*Required task*: Produce the listing below again, exactly as shown.

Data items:
○ ○ ○

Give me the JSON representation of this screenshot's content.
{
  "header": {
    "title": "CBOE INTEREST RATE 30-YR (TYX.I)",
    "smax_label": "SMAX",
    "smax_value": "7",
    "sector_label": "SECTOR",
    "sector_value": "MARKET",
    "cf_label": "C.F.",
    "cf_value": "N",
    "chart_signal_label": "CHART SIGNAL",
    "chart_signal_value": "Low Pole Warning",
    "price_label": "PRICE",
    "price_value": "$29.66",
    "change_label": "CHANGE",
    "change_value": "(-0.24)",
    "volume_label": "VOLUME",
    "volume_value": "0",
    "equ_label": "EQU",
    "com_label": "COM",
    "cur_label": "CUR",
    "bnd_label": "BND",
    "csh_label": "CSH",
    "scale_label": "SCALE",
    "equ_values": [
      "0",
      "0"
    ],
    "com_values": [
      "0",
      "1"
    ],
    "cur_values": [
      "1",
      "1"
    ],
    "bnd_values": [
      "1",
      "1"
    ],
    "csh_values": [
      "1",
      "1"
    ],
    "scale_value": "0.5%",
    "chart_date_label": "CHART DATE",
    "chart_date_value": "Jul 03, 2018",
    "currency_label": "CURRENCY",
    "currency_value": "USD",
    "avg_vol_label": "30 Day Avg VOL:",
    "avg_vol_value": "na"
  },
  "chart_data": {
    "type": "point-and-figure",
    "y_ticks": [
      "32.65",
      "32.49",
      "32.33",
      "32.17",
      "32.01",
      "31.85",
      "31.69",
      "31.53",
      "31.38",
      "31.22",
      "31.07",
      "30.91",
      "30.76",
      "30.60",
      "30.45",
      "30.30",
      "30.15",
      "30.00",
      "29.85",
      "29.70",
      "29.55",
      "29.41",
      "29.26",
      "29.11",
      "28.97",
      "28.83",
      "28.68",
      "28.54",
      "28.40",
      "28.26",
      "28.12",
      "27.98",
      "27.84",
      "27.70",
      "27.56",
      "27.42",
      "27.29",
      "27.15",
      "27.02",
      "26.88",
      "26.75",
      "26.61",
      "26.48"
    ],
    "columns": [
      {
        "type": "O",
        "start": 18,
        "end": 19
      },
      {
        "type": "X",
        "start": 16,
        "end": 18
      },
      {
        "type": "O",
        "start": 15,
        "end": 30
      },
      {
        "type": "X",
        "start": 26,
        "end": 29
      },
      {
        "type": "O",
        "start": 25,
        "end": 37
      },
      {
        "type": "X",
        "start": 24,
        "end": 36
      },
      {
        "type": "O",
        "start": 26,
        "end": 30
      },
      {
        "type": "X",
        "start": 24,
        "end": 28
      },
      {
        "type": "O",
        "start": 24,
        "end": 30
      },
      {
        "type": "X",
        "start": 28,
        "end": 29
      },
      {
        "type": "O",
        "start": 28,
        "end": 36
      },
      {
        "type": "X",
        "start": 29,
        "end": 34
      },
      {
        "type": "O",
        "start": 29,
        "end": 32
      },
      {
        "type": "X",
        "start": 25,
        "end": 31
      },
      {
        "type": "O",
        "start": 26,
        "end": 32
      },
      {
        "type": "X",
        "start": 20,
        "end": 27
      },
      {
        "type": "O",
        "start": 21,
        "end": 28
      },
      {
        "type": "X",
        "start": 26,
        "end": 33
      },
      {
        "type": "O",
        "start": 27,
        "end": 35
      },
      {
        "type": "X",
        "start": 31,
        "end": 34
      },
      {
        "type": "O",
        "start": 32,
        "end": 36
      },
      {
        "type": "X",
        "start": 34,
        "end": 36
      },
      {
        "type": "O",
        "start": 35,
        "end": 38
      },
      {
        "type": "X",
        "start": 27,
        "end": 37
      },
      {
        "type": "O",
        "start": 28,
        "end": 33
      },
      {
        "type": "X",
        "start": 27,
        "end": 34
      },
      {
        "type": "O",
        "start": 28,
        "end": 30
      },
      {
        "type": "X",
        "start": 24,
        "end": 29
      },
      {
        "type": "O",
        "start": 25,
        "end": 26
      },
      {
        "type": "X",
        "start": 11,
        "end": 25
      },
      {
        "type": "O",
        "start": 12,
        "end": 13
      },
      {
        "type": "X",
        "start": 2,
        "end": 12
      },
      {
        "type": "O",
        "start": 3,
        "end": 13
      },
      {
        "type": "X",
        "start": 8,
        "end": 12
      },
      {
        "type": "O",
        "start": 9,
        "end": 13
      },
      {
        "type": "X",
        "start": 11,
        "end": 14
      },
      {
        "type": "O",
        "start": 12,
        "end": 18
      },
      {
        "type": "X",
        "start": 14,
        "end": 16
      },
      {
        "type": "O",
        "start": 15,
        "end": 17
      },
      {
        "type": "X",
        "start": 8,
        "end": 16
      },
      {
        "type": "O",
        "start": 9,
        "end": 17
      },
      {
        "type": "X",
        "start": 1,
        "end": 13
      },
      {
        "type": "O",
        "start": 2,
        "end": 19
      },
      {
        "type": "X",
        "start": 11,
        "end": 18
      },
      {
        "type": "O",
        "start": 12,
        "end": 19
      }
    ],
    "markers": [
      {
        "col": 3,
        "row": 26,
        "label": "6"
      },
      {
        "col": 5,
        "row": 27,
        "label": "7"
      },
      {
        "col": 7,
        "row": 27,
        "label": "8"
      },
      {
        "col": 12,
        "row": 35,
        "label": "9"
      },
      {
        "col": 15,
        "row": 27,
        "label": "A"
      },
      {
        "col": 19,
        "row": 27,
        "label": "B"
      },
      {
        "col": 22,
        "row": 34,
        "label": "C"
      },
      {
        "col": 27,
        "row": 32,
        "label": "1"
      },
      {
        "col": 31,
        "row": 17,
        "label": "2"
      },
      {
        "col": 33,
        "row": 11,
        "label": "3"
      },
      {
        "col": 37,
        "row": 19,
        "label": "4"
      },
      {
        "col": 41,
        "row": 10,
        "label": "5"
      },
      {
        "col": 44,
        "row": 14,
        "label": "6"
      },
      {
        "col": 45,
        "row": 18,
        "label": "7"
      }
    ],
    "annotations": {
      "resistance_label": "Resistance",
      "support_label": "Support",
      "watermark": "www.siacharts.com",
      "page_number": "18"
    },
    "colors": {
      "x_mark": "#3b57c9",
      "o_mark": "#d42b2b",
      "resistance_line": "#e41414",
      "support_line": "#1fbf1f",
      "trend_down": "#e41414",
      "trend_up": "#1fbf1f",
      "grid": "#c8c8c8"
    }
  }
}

○ ○ ○

*Output of the exercise*:
Give me the JSON representation of this screenshot's content.
{
  "header": {
    "title": "CBOE INTEREST RATE 30-YR (TYX.I)",
    "smax_label": "SMAX",
    "smax_value": "7",
    "sector_label": "SECTOR",
    "sector_value": "MARKET",
    "cf_label": "C.F.",
    "cf_value": "N",
    "chart_signal_label": "CHART SIGNAL",
    "chart_signal_value": "Low Pole Warning",
    "price_label": "PRICE",
    "price_value": "$29.66",
    "change_label": "CHANGE",
    "change_value": "(-0.24)",
    "volume_label": "VOLUME",
    "volume_value": "0",
    "equ_label": "EQU",
    "com_label": "COM",
    "cur_label": "CUR",
    "bnd_label": "BND",
    "csh_label": "CSH",
    "scale_label": "SCALE",
    "equ_values": [
      "0",
      "0"
    ],
    "com_values": [
      "0",
      "1"
    ],
    "cur_values": [
      "1",
      "1"
    ],
    "bnd_values": [
      "1",
      "1"
    ],
    "csh_values": [
      "1",
      "1"
    ],
    "scale_value": "0.5%",
    "chart_date_label": "CHART DATE",
    "chart_date_value": "Jul 03, 2018",
    "currency_label": "CURRENCY",
    "currency_value": "USD",
    "avg_vol_label": "30 Day Avg VOL:",
    "avg_vol_value": "na"
  },
  "chart_data": {
    "type": "point-and-figure",
    "y_ticks": [
      "32.65",
      "32.49",
      "32.33",
      "32.17",
      "32.01",
      "31.85",
      "31.69",
      "31.53",
      "31.38",
      "31.22",
      "31.07",
      "30.91",
      "30.76",
      "30.60",
      "30.45",
      "30.30",
      "30.15",
      "30.00",
      "29.85",
      "29.70",
      "29.55",
      "29.41",
      "29.26",
      "29.11",
      "28.97",
      "28.83",
      "28.68",
      "28.54",
      "28.40",
      "28.26",
      "28.12",
      "27.98",
      "27.84",
      "27.70",
      "27.56",
      "27.42",
      "27.29",
      "27.15",
      "27.02",
      "26.88",
      "26.75",
      "26.61",
      "26.48"
    ],
    "columns": [
      {
        "type": "O",
        "start": 18,
        "end": 19
      },
      {
        "type": "X",
        "start": 16,
        "end": 18
      },
      {
        "type": "O",
        "start": 15,
        "end": 30
      },
      {
        "type": "X",
        "start": 26,
        "end": 29
      },
      {
        "type": "O",
        "start": 25,
        "end": 37
      },
      {
        "type": "X",
        "start": 24,
        "end": 36
      },
      {
        "type": "O",
        "start": 26,
        "end": 30
      },
      {
        "type": "X",
        "start": 24,
        "end": 28
      },
      {
        "type": "O",
        "start": 24,
        "end": 30
      },
      {
        "type": "X",
        "start": 28,
        "end": 29
      },
      {
        "type": "O",
        "start": 28,
        "end": 36
      },
      {
        "type": "X",
        "start": 29,
        "end": 34
      },
      {
        "type": "O",
        "start": 29,
        "end": 32
      },
      {
        "type": "X",
        "start": 25,
        "end": 31
      },
      {
        "type": "O",
        "start": 26,
        "end": 32
      },
      {
        "type": "X",
        "start": 20,
        "end": 27
      },
      {
        "type": "O",
        "start": 21,
        "end": 28
      },
      {
        "type": "X",
        "start": 26,
        "end": 33
      },
      {
        "type": "O",
        "start": 27,
        "end": 35
      },
      {
        "type": "X",
        "start": 31,
        "end": 34
      },
      {
        "type": "O",
        "start": 32,
        "end": 36
      },
      {
        "type": "X",
        "start": 34,
        "end": 36
      },
      {
        "type": "O",
        "start": 35,
        "end": 38
      },
      {
        "type": "X",
        "start": 27,
        "end": 37
      },
      {
        "type": "O",
        "start": 28,
        "end": 33
      },
      {
        "type": "X",
        "start": 27,
        "end": 34
      },
      {
        "type": "O",
        "start": 28,
        "end": 30
      },
      {
        "type": "X",
        "start": 24,
        "end": 29
      },
      {
        "type": "O",
        "start": 25,
        "end": 26
      },
      {
        "type": "X",
        "start": 11,
        "end": 25
      },
      {
        "type": "O",
        "start": 12,
        "end": 13
      },
      {
        "type": "X",
        "start": 2,
        "end": 12
      },
      {
        "type": "O",
        "start": 3,
        "end": 13
      },
      {
        "type": "X",
        "start": 8,
        "end": 12
      },
      {
        "type": "O",
        "start": 9,
        "end": 13
      },
      {
        "type": "X",
        "start": 11,
        "end": 14
      },
      {
        "type": "O",
        "start": 12,
        "end": 18
      },
      {
        "type": "X",
        "start": 14,
        "end": 16
      },
      {
        "type": "O",
        "start": 15,
        "end": 17
      },
      {
        "type": "X",
        "start": 8,
        "end": 16
      },
      {
        "type": "O",
        "start": 9,
        "end": 17
      },
      {
        "type": "X",
        "start": 1,
        "end": 13
      },
      {
        "type": "O",
        "start": 2,
        "end": 19
      },
      {
        "type": "X",
        "start": 11,
        "end": 18
      },
      {
        "type": "O",
        "start": 12,
        "end": 19
      }
    ],
    "markers": [
      {
        "col": 3,
        "row": 26,
        "label": "6"
      },
      {
        "col": 5,
        "row": 27,
        "label": "7"
      },
      {
        "col": 7,
        "row": 27,
        "label": "8"
      },
      {
        "col": 12,
        "row": 35,
        "label": "9"
      },
      {
        "col": 15,
        "row": 27,
        "label": "A"
      },
      {
        "col": 19,
        "row": 27,
        "label": "B"
      },
      {
        "col": 22,
        "row": 34,
        "label": "C"
      },
      {
        "col": 27,
        "row": 32,
        "label": "1"
      },
      {
        "col": 31,
        "row": 17,
        "label": "2"
      },
      {
        "col": 33,
        "row": 11,
        "label": "3"
      },
      {
        "col": 37,
        "row": 19,
        "label": "4"
      },
      {
        "col": 41,
        "row": 10,
        "label": "5"
      },
      {
        "col": 44,
        "row": 14,
        "label": "6"
      },
      {
        "col": 45,
        "row": 18,
        "label": "7"
      }
    ],
    "annotations": {
      "resistance_label": "Resistance",
      "support_label": "Support",
      "watermark": "www.siacharts.com",
      "page_number": "18"
    },
    "colors": {
      "x_mark": "#3b57c9",
      "o_mark": "#d42b2b",
      "resistance_line": "#e41414",
      "support_line": "#1fbf1f",
      "trend_down": "#e41414",
      "trend_up": "#1fbf1f",
      "grid": "#c8c8c8"
    }
  }
}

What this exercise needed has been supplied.